■ **Raw records**:
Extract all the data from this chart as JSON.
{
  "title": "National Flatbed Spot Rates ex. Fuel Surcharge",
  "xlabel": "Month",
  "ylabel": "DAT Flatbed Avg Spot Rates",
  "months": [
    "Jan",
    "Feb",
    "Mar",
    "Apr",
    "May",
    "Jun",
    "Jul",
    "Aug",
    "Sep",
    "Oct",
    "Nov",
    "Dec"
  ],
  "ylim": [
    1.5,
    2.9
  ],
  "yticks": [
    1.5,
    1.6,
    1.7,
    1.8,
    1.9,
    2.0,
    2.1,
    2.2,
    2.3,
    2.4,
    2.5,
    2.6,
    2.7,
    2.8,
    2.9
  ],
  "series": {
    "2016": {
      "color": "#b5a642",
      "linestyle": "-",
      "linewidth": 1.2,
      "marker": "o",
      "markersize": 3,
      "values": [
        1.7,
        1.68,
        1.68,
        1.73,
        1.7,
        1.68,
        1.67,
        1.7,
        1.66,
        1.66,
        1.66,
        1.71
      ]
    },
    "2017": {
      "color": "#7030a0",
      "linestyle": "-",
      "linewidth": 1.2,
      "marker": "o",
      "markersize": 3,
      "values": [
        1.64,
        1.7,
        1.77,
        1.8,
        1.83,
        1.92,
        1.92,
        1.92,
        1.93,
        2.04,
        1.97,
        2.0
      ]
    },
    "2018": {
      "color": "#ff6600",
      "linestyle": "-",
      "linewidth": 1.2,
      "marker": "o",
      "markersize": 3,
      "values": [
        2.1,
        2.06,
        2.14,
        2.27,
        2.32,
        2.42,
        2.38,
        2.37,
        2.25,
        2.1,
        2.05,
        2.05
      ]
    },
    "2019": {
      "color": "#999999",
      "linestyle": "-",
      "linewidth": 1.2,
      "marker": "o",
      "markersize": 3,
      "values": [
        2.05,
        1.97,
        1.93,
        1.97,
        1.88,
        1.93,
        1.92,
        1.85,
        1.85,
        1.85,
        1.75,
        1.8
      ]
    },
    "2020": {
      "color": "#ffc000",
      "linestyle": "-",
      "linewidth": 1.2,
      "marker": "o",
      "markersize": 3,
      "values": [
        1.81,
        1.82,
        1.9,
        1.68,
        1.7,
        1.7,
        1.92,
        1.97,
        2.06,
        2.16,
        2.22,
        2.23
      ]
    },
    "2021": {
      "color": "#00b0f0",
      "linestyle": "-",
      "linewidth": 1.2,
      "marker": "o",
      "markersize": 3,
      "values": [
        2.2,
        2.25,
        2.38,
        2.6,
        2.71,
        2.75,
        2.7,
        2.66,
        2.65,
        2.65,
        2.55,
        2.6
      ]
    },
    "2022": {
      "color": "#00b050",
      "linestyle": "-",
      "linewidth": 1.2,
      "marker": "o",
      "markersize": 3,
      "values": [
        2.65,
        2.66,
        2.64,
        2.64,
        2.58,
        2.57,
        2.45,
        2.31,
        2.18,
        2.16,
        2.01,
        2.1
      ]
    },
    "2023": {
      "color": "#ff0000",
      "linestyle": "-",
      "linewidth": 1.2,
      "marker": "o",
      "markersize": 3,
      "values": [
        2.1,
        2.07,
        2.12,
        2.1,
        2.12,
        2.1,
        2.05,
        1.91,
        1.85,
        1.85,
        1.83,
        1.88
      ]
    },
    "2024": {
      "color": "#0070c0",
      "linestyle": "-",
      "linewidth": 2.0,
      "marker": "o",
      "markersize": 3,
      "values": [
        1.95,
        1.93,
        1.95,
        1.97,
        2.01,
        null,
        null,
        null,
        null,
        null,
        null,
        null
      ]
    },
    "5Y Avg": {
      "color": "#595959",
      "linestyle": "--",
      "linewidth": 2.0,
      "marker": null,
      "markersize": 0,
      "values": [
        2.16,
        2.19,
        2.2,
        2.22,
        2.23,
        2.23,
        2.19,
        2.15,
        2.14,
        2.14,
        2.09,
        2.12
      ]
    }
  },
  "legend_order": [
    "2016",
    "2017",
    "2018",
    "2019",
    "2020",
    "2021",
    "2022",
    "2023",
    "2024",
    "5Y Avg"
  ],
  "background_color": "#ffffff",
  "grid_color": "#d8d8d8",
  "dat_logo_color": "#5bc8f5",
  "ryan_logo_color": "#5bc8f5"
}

■ **What is expected**: Retype the entries one by one, exactly.

■ **Exercise output**:
Extract all the data from this chart as JSON.
{
  "title": "National Flatbed Spot Rates ex. Fuel Surcharge",
  "xlabel": "Month",
  "ylabel": "DAT Flatbed Avg Spot Rates",
  "months": [
    "Jan",
    "Feb",
    "Mar",
    "Apr",
    "May",
    "Jun",
    "Jul",
    "Aug",
    "Sep",
    "Oct",
    "Nov",
    "Dec"
  ],
  "ylim": [
    1.5,
    2.9
  ],
  "yticks": [
    1.5,
    1.6,
    1.7,
    1.8,
    1.9,
    2.0,
    2.1,
    2.2,
    2.3,
    2.4,
    2.5,
    2.6,
    2.7,
    2.8,
    2.9
  ],
  "series": {
    "2016": {
      "color": "#b5a642",
      "linestyle": "-",
      "linewidth": 1.2,
      "marker": "o",
      "markersize": 3,
      "values": [
        1.7,
        1.68,
        1.68,
        1.73,
        1.7,
        1.68,
        1.67,
        1.7,
        1.66,
        1.66,
        1.66,
        1.71
      ]
    },
    "2017": {
      "color": "#7030a0",
      "linestyle": "-",
      "linewidth": 1.2,
      "marker": "o",
      "markersize": 3,
      "values": [
        1.64,
        1.7,
        1.77,
        1.8,
        1.83,
        1.92,
        1.92,
        1.92,
        1.93,
        2.04,
        1.97,
        2.0
      ]
    },
    "2018": {
      "color": "#ff6600",
      "linestyle": "-",
      "linewidth": 1.2,
      "marker": "o",
      "markersize": 3,
      "values": [
        2.1,
        2.06,
        2.14,
        2.27,
        2.32,
        2.42,
        2.38,
        2.37,
        2.25,
        2.1,
        2.05,
        2.05
      ]
    },
    "2019": {
      "color": "#999999",
      "linestyle": "-",
      "linewidth": 1.2,
      "marker": "o",
      "markersize": 3,
      "values": [
        2.05,
        1.97,
        1.93,
        1.97,
        1.88,
        1.93,
        1.92,
        1.85,
        1.85,
        1.85,
        1.75,
        1.8
      ]
    },
    "2020": {
      "color": "#ffc000",
      "linestyle": "-",
      "linewidth": 1.2,
      "marker": "o",
      "markersize": 3,
      "values": [
        1.81,
        1.82,
        1.9,
        1.68,
        1.7,
        1.7,
        1.92,
        1.97,
        2.06,
        2.16,
        2.22,
        2.23
      ]
    },
    "2021": {
      "color": "#00b0f0",
      "linestyle": "-",
      "linewidth": 1.2,
      "marker": "o",
      "markersize": 3,
      "values": [
        2.2,
        2.25,
        2.38,
        2.6,
        2.71,
        2.75,
        2.7,
        2.66,
        2.65,
        2.65,
        2.55,
        2.6
      ]
    },
    "2022": {
      "color": "#00b050",
      "linestyle": "-",
      "linewidth": 1.2,
      "marker": "o",
      "markersize": 3,
      "values": [
        2.65,
        2.66,
        2.64,
        2.64,
        2.58,
        2.57,
        2.45,
        2.31,
        2.18,
        2.16,
        2.01,
        2.1
      ]
    },
    "2023": {
      "color": "#ff0000",
      "linestyle": "-",
      "linewidth": 1.2,
      "marker": "o",
      "markersize": 3,
      "values": [
        2.1,
        2.07,
        2.12,
        2.1,
        2.12,
        2.1,
        2.05,
        1.91,
        1.85,
        1.85,
        1.83,
        1.88
      ]
    },
    "2024": {
      "color": "#0070c0",
      "linestyle": "-",
      "linewidth": 2.0,
      "marker": "o",
      "markersize": 3,
      "values": [
        1.95,
        1.93,
        1.95,
        1.97,
        2.01,
        null,
        null,
        null,
        null,
        null,
        null,
        null
      ]
    },
    "5Y Avg": {
      "color": "#595959",
      "linestyle": "--",
      "linewidth": 2.0,
      "marker": null,
      "markersize": 0,
      "values": [
        2.16,
        2.19,
        2.2,
        2.22,
        2.23,
        2.23,
        2.19,
        2.15,
        2.14,
        2.14,
        2.09,
        2.12
      ]
    }
  },
  "legend_order": [
    "2016",
    "2017",
    "2018",
    "2019",
    "2020",
    "2021",
    "2022",
    "2023",
    "2024",
    "5Y Avg"
  ],
  "background_color": "#ffffff",
  "grid_color": "#d8d8d8",
  "dat_logo_color": "#5bc8f5",
  "ryan_logo_color": "#5bc8f5"
}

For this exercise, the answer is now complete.